Every entry needs to be reproduced exactly.

Stored entries
"""

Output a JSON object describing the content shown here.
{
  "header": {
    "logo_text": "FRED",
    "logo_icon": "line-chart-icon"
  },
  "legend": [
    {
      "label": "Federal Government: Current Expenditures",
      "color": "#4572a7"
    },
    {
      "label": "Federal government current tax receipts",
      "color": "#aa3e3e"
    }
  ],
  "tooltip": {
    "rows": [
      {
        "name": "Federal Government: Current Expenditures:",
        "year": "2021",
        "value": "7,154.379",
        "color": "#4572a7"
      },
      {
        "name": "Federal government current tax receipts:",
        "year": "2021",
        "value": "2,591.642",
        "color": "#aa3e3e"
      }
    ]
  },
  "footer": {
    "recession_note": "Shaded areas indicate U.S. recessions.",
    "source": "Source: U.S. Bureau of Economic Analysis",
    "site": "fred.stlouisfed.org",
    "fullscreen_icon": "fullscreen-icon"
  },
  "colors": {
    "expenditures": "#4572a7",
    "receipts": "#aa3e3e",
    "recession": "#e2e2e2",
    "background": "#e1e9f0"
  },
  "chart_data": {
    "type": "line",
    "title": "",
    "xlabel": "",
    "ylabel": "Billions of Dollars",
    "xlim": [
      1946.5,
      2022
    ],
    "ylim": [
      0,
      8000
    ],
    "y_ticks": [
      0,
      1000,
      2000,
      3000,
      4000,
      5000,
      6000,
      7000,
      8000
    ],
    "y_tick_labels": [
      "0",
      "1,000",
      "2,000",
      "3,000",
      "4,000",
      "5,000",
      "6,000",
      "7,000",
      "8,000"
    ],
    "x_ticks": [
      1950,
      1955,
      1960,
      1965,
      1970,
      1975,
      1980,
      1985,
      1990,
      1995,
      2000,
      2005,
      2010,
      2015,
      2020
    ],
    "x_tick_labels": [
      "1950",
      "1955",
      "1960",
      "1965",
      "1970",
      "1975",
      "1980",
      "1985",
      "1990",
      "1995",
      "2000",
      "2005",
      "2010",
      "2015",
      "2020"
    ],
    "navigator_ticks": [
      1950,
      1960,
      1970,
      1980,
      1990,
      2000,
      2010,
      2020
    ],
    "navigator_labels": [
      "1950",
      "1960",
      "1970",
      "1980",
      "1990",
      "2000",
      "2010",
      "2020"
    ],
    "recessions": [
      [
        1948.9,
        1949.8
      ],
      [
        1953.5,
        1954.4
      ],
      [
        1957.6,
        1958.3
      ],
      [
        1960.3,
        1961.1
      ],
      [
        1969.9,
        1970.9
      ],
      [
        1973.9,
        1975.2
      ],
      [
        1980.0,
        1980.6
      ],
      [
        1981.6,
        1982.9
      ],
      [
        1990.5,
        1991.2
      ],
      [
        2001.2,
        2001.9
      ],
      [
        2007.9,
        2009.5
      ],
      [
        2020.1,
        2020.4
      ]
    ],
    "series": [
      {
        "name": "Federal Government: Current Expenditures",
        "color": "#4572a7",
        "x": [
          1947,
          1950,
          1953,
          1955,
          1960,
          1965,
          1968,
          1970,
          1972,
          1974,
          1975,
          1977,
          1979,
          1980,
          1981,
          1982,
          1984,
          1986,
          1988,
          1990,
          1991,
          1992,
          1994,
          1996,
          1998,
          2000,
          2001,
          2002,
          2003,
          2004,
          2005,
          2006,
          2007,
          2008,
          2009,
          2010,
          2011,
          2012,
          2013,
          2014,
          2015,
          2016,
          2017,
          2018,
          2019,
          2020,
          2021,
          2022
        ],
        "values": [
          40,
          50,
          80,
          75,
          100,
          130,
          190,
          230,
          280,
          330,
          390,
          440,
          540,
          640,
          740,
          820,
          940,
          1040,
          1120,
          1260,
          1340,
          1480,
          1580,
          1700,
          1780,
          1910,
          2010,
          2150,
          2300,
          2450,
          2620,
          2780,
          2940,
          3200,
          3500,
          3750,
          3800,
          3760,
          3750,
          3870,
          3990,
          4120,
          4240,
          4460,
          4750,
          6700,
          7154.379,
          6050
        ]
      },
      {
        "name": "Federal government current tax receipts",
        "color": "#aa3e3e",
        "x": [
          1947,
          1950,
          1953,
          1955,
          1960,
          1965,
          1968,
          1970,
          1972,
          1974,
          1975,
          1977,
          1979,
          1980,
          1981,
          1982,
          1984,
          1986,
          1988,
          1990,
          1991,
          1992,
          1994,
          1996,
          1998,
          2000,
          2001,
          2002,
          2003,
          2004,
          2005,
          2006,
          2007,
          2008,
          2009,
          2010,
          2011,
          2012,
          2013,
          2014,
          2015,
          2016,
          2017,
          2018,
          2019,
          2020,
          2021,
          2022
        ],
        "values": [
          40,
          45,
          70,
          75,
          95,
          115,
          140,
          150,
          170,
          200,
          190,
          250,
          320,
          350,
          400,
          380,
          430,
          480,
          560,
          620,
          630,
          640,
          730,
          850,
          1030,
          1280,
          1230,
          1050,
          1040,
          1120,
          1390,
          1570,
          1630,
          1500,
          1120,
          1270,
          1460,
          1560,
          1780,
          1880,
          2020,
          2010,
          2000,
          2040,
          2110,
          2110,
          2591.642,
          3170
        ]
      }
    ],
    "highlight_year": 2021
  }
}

"""

◆ SOLUTION
Output a JSON object describing the content shown here.
{
  "header": {
    "logo_text": "FRED",
    "logo_icon": "line-chart-icon"
  },
  "legend": [
    {
      "label": "Federal Government: Current Expenditures",
      "color": "#4572a7"
    },
    {
      "label": "Federal government current tax receipts",
      "color": "#aa3e3e"
    }
  ],
  "tooltip": {
    "rows": [
      {
        "name": "Federal Government: Current Expenditures:",
        "year": "2021",
        "value": "7,154.379",
        "color": "#4572a7"
      },
      {
        "name": "Federal government current tax receipts:",
        "year": "2021",
        "value": "2,591.642",
        "color": "#aa3e3e"
      }
    ]
  },
  "footer": {
    "recession_note": "Shaded areas indicate U.S. recessions.",
    "source": "Source: U.S. Bureau of Economic Analysis",
    "site": "fred.stlouisfed.org",
    "fullscreen_icon": "fullscreen-icon"
  },
  "colors": {
    "expenditures": "#4572a7",
    "receipts": "#aa3e3e",
    "recession": "#e2e2e2",
    "background": "#e1e9f0"
  },
  "chart_data": {
    "type": "line",
    "title": "",
    "xlabel": "",
    "ylabel": "Billions of Dollars",
    "xlim": [
      1946.5,
      2022
    ],
    "ylim": [
      0,
      8000
    ],
    "y_ticks": [
      0,
      1000,
      2000,
      3000,
      4000,
      5000,
      6000,
      7000,
      8000
    ],
    "y_tick_labels": [
      "0",
      "1,000",
      "2,000",
      "3,000",
      "4,000",
      "5,000",
      "6,000",
      "7,000",
      "8,000"
    ],
    "x_ticks": [
      1950,
      1955,
      1960,
      1965,
      1970,
      1975,
      1980,
      1985,
      1990,
      1995,
      2000,
      2005,
      2010,
      2015,
      2020
    ],
    "x_tick_labels": [
      "1950",
      "1955",
      "1960",
      "1965",
      "1970",
      "1975",
      "1980",
      "1985",
      "1990",
      "1995",
      "2000",
      "2005",
      "2010",
      "2015",
      "2020"
    ],
    "navigator_ticks": [
      1950,
      1960,
      1970,
      1980,
      1990,
      2000,
      2010,
      2020
    ],
    "navigator_labels": [
      "1950",
      "1960",
      "1970",
      "1980",
      "1990",
      "2000",
      "2010",
      "2020"
    ],
    "recessions": [
      [
        1948.9,
        1949.8
      ],
      [
        1953.5,
        1954.4
      ],
      [
        1957.6,
        1958.3
      ],
      [
        1960.3,
        1961.1
      ],
      [
        1969.9,
        1970.9
      ],
      [
        1973.9,
        1975.2
      ],
      [
        1980.0,
        1980.6
      ],
      [
        1981.6,
        1982.9
      ],
      [
        1990.5,
        1991.2
      ],
      [
        2001.2,
        2001.9
      ],
      [
        2007.9,
        2009.5
      ],
      [
        2020.1,
        2020.4
      ]
    ],
    "series": [
      {
        "name": "Federal Government: Current Expenditures",
        "color": "#4572a7",
        "x": [
          1947,
          1950,
          1953,
          1955,
          1960,
          1965,
          1968,
          1970,
          1972,
          1974,
          1975,
          1977,
          1979,
          1980,
          1981,
          1982,
          1984,
          1986,
          1988,
          1990,
          1991,
          1992,
          1994,
          1996,
          1998,
          2000,
          2001,
          2002,
          2003,
          2004,
          2005,
          2006,
          2007,
          2008,
          2009,
          2010,
          2011,
          2012,
          2013,
          2014,
          2015,
          2016,
          2017,
          2018,
          2019,
          2020,
          2021,
          2022
        ],
        "values": [
          40,
          50,
          80,
          75,
          100,
          130,
          190,
          230,
          280,
          330,
          390,
          440,
          540,
          640,
          740,
          820,
          940,
          1040,
          1120,
          1260,
          1340,
          1480,
          1580,
          1700,
          1780,
          1910,
          2010,
          2150,
          2300,
          2450,
          2620,
          2780,
          2940,
          3200,
          3500,
          3750,
          3800,
          3760,
          3750,
          3870,
          3990,
          4120,
          4240,
          4460,
          4750,
          6700,
          7154.379,
          6050
        ]
      },
      {
        "name": "Federal government current tax receipts",
        "color": "#aa3e3e",
        "x": [
          1947,
          1950,
          1953,
          1955,
          1960,
          1965,
          1968,
          1970,
          1972,
          1974,
          1975,
          1977,
          1979,
          1980,
          1981,
          1982,
          1984,
          1986,
          1988,
          1990,
          1991,
          1992,
          1994,
          1996,
          1998,
          2000,
          2001,
          2002,
          2003,
          2004,
          2005,
          2006,
          2007,
          2008,
          2009,
          2010,
          2011,
          2012,
          2013,
          2014,
          2015,
          2016,
          2017,
          2018,
          2019,
          2020,
          2021,
          2022
        ],
        "values": [
          40,
          45,
          70,
          75,
          95,
          115,
          140,
          150,
          170,
          200,
          190,
          250,
          320,
          350,
          400,
          380,
          430,
          480,
          560,
          620,
          630,
          640,
          730,
          850,
          1030,
          1280,
          1230,
          1050,
          1040,
          1120,
          1390,
          1570,
          1630,
          1500,
          1120,
          1270,
          1460,
          1560,
          1780,
          1880,
          2020,
          2010,
          2000,
          2040,
          2110,
          2110,
          2591.642,
          3170
        ]
      }
    ],
    "highlight_year": 2021
  }
}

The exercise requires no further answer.